▶ _Work instructions_: Repeat every record below exactly as written.

[Records excerpted from a collection]
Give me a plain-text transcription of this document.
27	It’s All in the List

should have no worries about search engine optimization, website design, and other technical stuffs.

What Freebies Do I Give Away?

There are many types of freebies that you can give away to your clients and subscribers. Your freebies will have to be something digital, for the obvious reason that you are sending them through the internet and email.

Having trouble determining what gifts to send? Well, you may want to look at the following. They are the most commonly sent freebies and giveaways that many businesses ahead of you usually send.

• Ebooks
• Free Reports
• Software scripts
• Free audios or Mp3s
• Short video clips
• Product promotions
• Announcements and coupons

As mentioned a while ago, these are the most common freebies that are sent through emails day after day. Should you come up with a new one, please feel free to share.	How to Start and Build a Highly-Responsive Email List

▶ _Result of the exercise_:
Give me a plain-text transcription of this document.
27	It’s All in the List

should have no worries about search engine optimization, website design, and other technical stuffs.

What Freebies Do I Give Away?

There are many types of freebies that you can give away to your clients and subscribers. Your freebies will have to be something digital, for the obvious reason that you are sending them through the internet and email.

Having trouble determining what gifts to send? Well, you may want to look at the following. They are the most commonly sent freebies and giveaways that many businesses ahead of you usually send.

• Ebooks
• Free Reports
• Software scripts
• Free audios or Mp3s
• Short video clips
• Product promotions
• Announcements and coupons

As mentioned a while ago, these are the most common freebies that are sent through emails day after day. Should you come up with a new one, please feel free to share.	How to Start and Build a Highly-Responsive Email List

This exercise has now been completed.